Below are entries; tally how many lines hold the string "hardware" and answer with only that figure.

_ _ _ _ _

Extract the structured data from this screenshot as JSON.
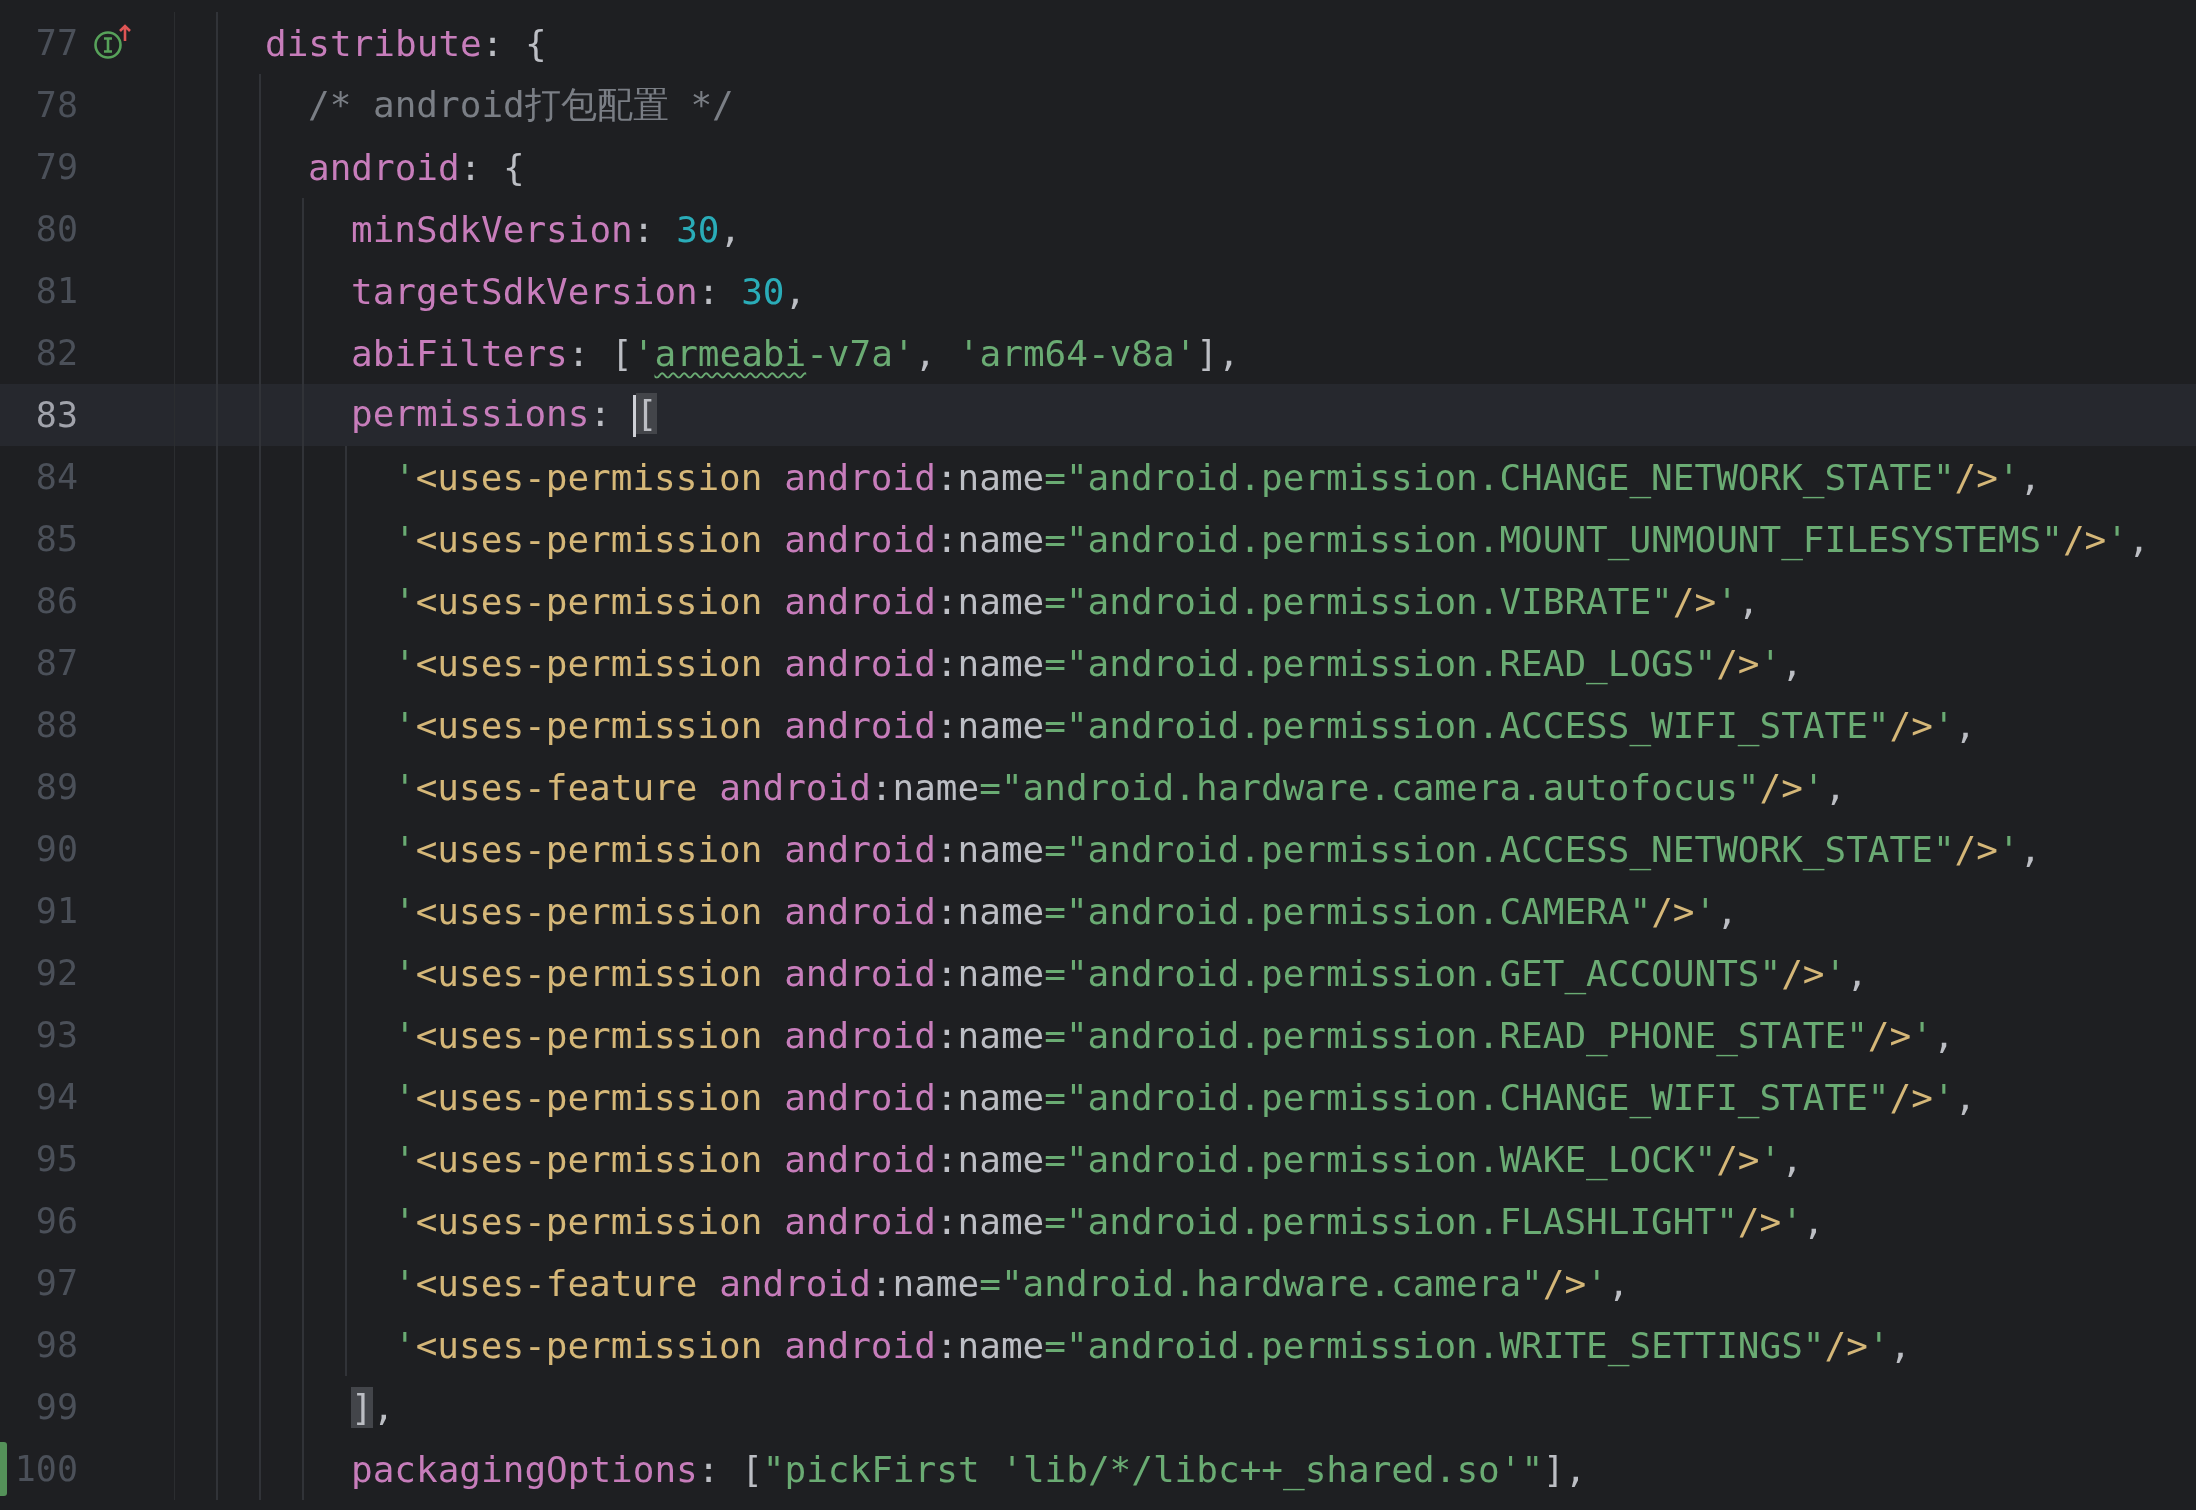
{
  "lines": [
    {
      "number": "77",
      "current": false,
      "changed": false,
      "implements": true,
      "tokens": [
        {
          "kind": "key",
          "text": "distribute"
        },
        {
          "kind": "punct",
          "text": ": {"
        }
      ],
      "children": [
        {
          "number": "78",
          "current": false,
          "changed": false,
          "tokens": [
            {
              "kind": "comment",
              "text": "/* android打包配置 */"
            }
          ]
        },
        {
          "number": "79",
          "current": false,
          "changed": false,
          "tokens": [
            {
              "kind": "key",
              "text": "android"
            },
            {
              "kind": "punct",
              "text": ": {"
            }
          ],
          "children": [
            {
              "number": "80",
              "current": false,
              "changed": false,
              "tokens": [
                {
                  "kind": "key",
                  "text": "minSdkVersion"
                },
                {
                  "kind": "punct",
                  "text": ": "
                },
                {
                  "kind": "number",
                  "text": "30"
                },
                {
                  "kind": "punct",
                  "text": ","
                }
              ]
            },
            {
              "number": "81",
              "current": false,
              "changed": false,
              "tokens": [
                {
                  "kind": "key",
                  "text": "targetSdkVersion"
                },
                {
                  "kind": "punct",
                  "text": ": "
                },
                {
                  "kind": "number",
                  "text": "30"
                },
                {
                  "kind": "punct",
                  "text": ","
                }
              ]
            },
            {
              "number": "82",
              "current": false,
              "changed": false,
              "tokens": [
                {
                  "kind": "key",
                  "text": "abiFilters"
                },
                {
                  "kind": "punct",
                  "text": ": ["
                },
                {
                  "kind": "string",
                  "text": "'"
                },
                {
                  "kind": "string",
                  "text": "armeabi",
                  "typo": true
                },
                {
                  "kind": "string",
                  "text": "-v7a'"
                },
                {
                  "kind": "punct",
                  "text": ", "
                },
                {
                  "kind": "string",
                  "text": "'arm64-v8a'"
                },
                {
                  "kind": "punct",
                  "text": "],"
                }
              ]
            },
            {
              "number": "83",
              "current": true,
              "changed": false,
              "tokens": [
                {
                  "kind": "key",
                  "text": "permissions"
                },
                {
                  "kind": "punct",
                  "text": ": "
                },
                {
                  "kind": "punct",
                  "text": "[",
                  "matched": true,
                  "caret": true
                }
              ],
              "children": [
                {
                  "number": "84",
                  "current": false,
                  "changed": false,
                  "tokens": [
                    {
                      "kind": "string",
                      "text": "'"
                    },
                    {
                      "kind": "tag",
                      "text": "<uses-permission "
                    },
                    {
                      "kind": "attr",
                      "text": "android"
                    },
                    {
                      "kind": "punct",
                      "text": ":name"
                    },
                    {
                      "kind": "string",
                      "text": "=\"android.permission.CHANGE_NETWORK_STATE\""
                    },
                    {
                      "kind": "tag",
                      "text": "/>"
                    },
                    {
                      "kind": "string",
                      "text": "'"
                    },
                    {
                      "kind": "punct",
                      "text": ","
                    }
                  ]
                },
                {
                  "number": "85",
                  "current": false,
                  "changed": false,
                  "tokens": [
                    {
                      "kind": "string",
                      "text": "'"
                    },
                    {
                      "kind": "tag",
                      "text": "<uses-permission "
                    },
                    {
                      "kind": "attr",
                      "text": "android"
                    },
                    {
                      "kind": "punct",
                      "text": ":name"
                    },
                    {
                      "kind": "string",
                      "text": "=\"android.permission.MOUNT_UNMOUNT_FILESYSTEMS\""
                    },
                    {
                      "kind": "tag",
                      "text": "/>"
                    },
                    {
                      "kind": "string",
                      "text": "'"
                    },
                    {
                      "kind": "punct",
                      "text": ","
                    }
                  ]
                },
                {
                  "number": "86",
                  "current": false,
                  "changed": false,
                  "tokens": [
                    {
                      "kind": "string",
                      "text": "'"
                    },
                    {
                      "kind": "tag",
                      "text": "<uses-permission "
                    },
                    {
                      "kind": "attr",
                      "text": "android"
                    },
                    {
                      "kind": "punct",
                      "text": ":name"
                    },
                    {
                      "kind": "string",
                      "text": "=\"android.permission.VIBRATE\""
                    },
                    {
                      "kind": "tag",
                      "text": "/>"
                    },
                    {
                      "kind": "string",
                      "text": "'"
                    },
                    {
                      "kind": "punct",
                      "text": ","
                    }
                  ]
                },
                {
                  "number": "87",
                  "current": false,
                  "changed": false,
                  "tokens": [
                    {
                      "kind": "string",
                      "text": "'"
                    },
                    {
                      "kind": "tag",
                      "text": "<uses-permission "
                    },
                    {
                      "kind": "attr",
                      "text": "android"
                    },
                    {
                      "kind": "punct",
                      "text": ":name"
                    },
                    {
                      "kind": "string",
                      "text": "=\"android.permission.READ_LOGS\""
                    },
                    {
                      "kind": "tag",
                      "text": "/>"
                    },
                    {
                      "kind": "string",
                      "text": "'"
                    },
                    {
                      "kind": "punct",
                      "text": ","
                    }
                  ]
                },
                {
                  "number": "88",
                  "current": false,
                  "changed": false,
                  "tokens": [
                    {
                      "kind": "string",
                      "text": "'"
                    },
                    {
                      "kind": "tag",
                      "text": "<uses-permission "
                    },
                    {
                      "kind": "attr",
                      "text": "android"
                    },
                    {
                      "kind": "punct",
                      "text": ":name"
                    },
                    {
                      "kind": "string",
                      "text": "=\"android.permission.ACCESS_WIFI_STATE\""
                    },
                    {
                      "kind": "tag",
                      "text": "/>"
                    },
                    {
                      "kind": "string",
                      "text": "'"
                    },
                    {
                      "kind": "punct",
                      "text": ","
                    }
                  ]
                },
                {
                  "number": "89",
                  "current": false,
                  "changed": false,
                  "tokens": [
                    {
                      "kind": "string",
                      "text": "'"
                    },
                    {
                      "kind": "tag",
                      "text": "<uses-feature "
                    },
                    {
                      "kind": "attr",
                      "text": "android"
                    },
                    {
                      "kind": "punct",
                      "text": ":name"
                    },
                    {
                      "kind": "string",
                      "text": "=\"android.hardware.camera.autofocus\""
                    },
                    {
                      "kind": "tag",
                      "text": "/>"
                    },
                    {
                      "kind": "string",
                      "text": "'"
                    },
                    {
                      "kind": "punct",
                      "text": ","
                    }
                  ]
                },
                {
                  "number": "90",
                  "current": false,
                  "changed": false,
                  "tokens": [
                    {
                      "kind": "string",
                      "text": "'"
                    },
                    {
                      "kind": "tag",
                      "text": "<uses-permission "
                    },
                    {
                      "kind": "attr",
                      "text": "android"
                    },
                    {
                      "kind": "punct",
                      "text": ":name"
                    },
                    {
                      "kind": "string",
                      "text": "=\"android.permission.ACCESS_NETWORK_STATE\""
                    },
                    {
                      "kind": "tag",
                      "text": "/>"
                    },
                    {
                      "kind": "string",
                      "text": "'"
                    },
                    {
                      "kind": "punct",
                      "text": ","
                    }
                  ]
                },
                {
                  "number": "91",
                  "current": false,
                  "changed": false,
                  "tokens": [
                    {
                      "kind": "string",
                      "text": "'"
                    },
                    {
                      "kind": "tag",
                      "text": "<uses-permission "
                    },
                    {
                      "kind": "attr",
                      "text": "android"
                    },
                    {
                      "kind": "punct",
                      "text": ":name"
                    },
                    {
                      "kind": "string",
                      "text": "=\"android.permission.CAMERA\""
                    },
                    {
                      "kind": "tag",
                      "text": "/>"
                    },
                    {
                      "kind": "string",
                      "text": "'"
                    },
                    {
                      "kind": "punct",
                      "text": ","
                    }
                  ]
                },
                {
                  "number": "92",
                  "current": false,
                  "changed": false,
                  "tokens": [
                    {
                      "kind": "string",
                      "text": "'"
                    },
                    {
                      "kind": "tag",
                      "text": "<uses-permission "
                    },
                    {
                      "kind": "attr",
                      "text": "android"
                    },
                    {
                      "kind": "punct",
                      "text": ":name"
                    },
                    {
                      "kind": "string",
                      "text": "=\"android.permission.GET_ACCOUNTS\""
                    },
                    {
                      "kind": "tag",
                      "text": "/>"
                    },
                    {
                      "kind": "string",
                      "text": "'"
                    },
                    {
                      "kind": "punct",
                      "text": ","
                    }
                  ]
                },
                {
                  "number": "93",
                  "current": false,
                  "changed": false,
                  "tokens": [
                    {
                      "kind": "string",
                      "text": "'"
                    },
                    {
                      "kind": "tag",
                      "text": "<uses-permission "
                    },
                    {
                      "kind": "attr",
                      "text": "android"
                    },
                    {
                      "kind": "punct",
                      "text": ":name"
                    },
                    {
                      "kind": "string",
                      "text": "=\"android.permission.READ_PHONE_STATE\""
                    },
                    {
                      "kind": "tag",
                      "text": "/>"
                    },
                    {
                      "kind": "string",
                      "text": "'"
                    },
                    {
                      "kind": "punct",
                      "text": ","
                    }
                  ]
                },
                {
                  "number": "94",
                  "current": false,
                  "changed": false,
                  "tokens": [
                    {
                      "kind": "string",
                      "text": "'"
                    },
                    {
                      "kind": "tag",
                      "text": "<uses-permission "
                    },
                    {
                      "kind": "attr",
                      "text": "android"
                    },
                    {
                      "kind": "punct",
                      "text": ":name"
                    },
                    {
                      "kind": "string",
                      "text": "=\"android.permission.CHANGE_WIFI_STATE\""
                    },
                    {
                      "kind": "tag",
                      "text": "/>"
                    },
                    {
                      "kind": "string",
                      "text": "'"
                    },
                    {
                      "kind": "punct",
                      "text": ","
                    }
                  ]
                },
                {
                  "number": "95",
                  "current": false,
                  "changed": false,
                  "tokens": [
                    {
                      "kind": "string",
                      "text": "'"
                    },
                    {
                      "kind": "tag",
                      "text": "<uses-permission "
                    },
                    {
                      "kind": "attr",
                      "text": "android"
                    },
                    {
                      "kind": "punct",
                      "text": ":name"
                    },
                    {
                      "kind": "string",
                      "text": "=\"android.permission.WAKE_LOCK\""
                    },
                    {
                      "kind": "tag",
                      "text": "/>"
                    },
                    {
                      "kind": "string",
                      "text": "'"
                    },
                    {
                      "kind": "punct",
                      "text": ","
                    }
                  ]
                },
                {
                  "number": "96",
                  "current": false,
                  "changed": false,
                  "tokens": [
                    {
                      "kind": "string",
                      "text": "'"
                    },
                    {
                      "kind": "tag",
                      "text": "<uses-permission "
                    },
                    {
                      "kind": "attr",
                      "text": "android"
                    },
                    {
                      "kind": "punct",
                      "text": ":name"
                    },
                    {
                      "kind": "string",
                      "text": "=\"android.permission.FLASHLIGHT\""
                    },
                    {
                      "kind": "tag",
                      "text": "/>"
                    },
                    {
                      "kind": "string",
                      "text": "'"
                    },
                    {
                      "kind": "punct",
                      "text": ","
                    }
                  ]
                },
                {
                  "number": "97",
                  "current": false,
                  "changed": false,
                  "tokens": [
                    {
                      "kind": "string",
                      "text": "'"
                    },
                    {
                      "kind": "tag",
                      "text": "<uses-feature "
                    },
                    {
                      "kind": "attr",
                      "text": "android"
                    },
                    {
                      "kind": "punct",
                      "text": ":name"
                    },
                    {
                      "kind": "string",
                      "text": "=\"android.hardware.camera\""
                    },
                    {
                      "kind": "tag",
                      "text": "/>"
                    },
                    {
                      "kind": "string",
                      "text": "'"
                    },
                    {
                      "kind": "punct",
                      "text": ","
                    }
                  ]
                },
                {
                  "number": "98",
                  "current": false,
                  "changed": false,
                  "tokens": [
                    {
                      "kind": "string",
                      "text": "'"
                    },
                    {
                      "kind": "tag",
                      "text": "<uses-permission "
                    },
                    {
                      "kind": "attr",
                      "text": "android"
                    },
                    {
                      "kind": "punct",
                      "text": ":name"
                    },
                    {
                      "kind": "string",
                      "text": "=\"android.permission.WRITE_SETTINGS\""
                    },
                    {
                      "kind": "tag",
                      "text": "/>"
                    },
                    {
                      "kind": "string",
                      "text": "'"
                    },
                    {
                      "kind": "punct",
                      "text": ","
                    }
                  ]
                }
              ]
            },
            {
              "number": "99",
              "current": false,
              "changed": false,
              "tokens": [
                {
                  "kind": "punct",
                  "text": "]",
                  "matched": true
                },
                {
                  "kind": "punct",
                  "text": ","
                }
              ]
            },
            {
              "number": "100",
              "current": false,
              "changed": true,
              "tokens": [
                {
                  "kind": "key",
                  "text": "packagingOptions"
                },
                {
                  "kind": "punct",
                  "text": ": ["
                },
                {
                  "kind": "string",
                  "text": "\"pickFirst 'lib/*/libc++_shared.so'\""
                },
                {
                  "kind": "punct",
                  "text": "],"
                }
              ]
            }
          ]
        }
      ]
    }
  ]
}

_ _ _ _ _

→ **Answer below**: 2